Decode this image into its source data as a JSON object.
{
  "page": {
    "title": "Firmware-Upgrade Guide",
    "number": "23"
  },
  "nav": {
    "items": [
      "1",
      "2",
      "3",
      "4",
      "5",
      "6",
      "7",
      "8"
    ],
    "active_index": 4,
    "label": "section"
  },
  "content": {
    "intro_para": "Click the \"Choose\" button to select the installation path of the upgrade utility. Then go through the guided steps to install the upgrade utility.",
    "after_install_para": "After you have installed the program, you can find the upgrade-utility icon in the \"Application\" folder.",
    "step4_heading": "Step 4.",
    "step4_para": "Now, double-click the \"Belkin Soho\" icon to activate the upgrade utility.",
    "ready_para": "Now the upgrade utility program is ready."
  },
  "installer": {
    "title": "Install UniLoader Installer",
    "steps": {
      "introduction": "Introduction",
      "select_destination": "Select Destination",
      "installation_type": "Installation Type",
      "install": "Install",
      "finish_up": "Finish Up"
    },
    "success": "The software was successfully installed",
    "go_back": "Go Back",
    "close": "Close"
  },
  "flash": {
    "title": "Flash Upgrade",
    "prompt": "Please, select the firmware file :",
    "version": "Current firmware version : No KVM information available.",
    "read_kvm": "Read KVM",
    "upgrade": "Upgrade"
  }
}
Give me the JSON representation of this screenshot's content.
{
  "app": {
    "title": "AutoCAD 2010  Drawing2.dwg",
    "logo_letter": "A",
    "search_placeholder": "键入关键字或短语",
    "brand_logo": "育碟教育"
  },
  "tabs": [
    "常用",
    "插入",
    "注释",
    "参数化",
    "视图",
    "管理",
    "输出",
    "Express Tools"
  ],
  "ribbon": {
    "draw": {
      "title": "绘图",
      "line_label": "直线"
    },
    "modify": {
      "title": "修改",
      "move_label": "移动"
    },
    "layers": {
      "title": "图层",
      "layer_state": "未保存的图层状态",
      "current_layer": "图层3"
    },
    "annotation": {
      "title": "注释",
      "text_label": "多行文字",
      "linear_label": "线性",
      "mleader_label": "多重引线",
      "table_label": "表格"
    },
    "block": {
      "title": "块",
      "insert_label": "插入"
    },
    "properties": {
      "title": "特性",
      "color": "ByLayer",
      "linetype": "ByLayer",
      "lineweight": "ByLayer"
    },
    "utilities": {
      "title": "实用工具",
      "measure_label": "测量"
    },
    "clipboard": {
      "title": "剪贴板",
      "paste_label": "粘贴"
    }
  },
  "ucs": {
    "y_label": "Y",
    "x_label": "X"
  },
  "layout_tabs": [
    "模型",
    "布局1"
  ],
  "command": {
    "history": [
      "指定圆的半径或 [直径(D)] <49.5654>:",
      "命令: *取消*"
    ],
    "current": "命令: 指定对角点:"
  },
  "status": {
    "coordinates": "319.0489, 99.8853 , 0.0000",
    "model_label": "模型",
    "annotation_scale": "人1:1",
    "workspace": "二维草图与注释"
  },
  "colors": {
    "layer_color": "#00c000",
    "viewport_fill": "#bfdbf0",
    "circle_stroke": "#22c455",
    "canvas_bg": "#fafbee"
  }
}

[AIM OF THE TASK] Among the lines of the data above, count those holding "utility" and state only the number.

[EXERCISE ANSWER] 4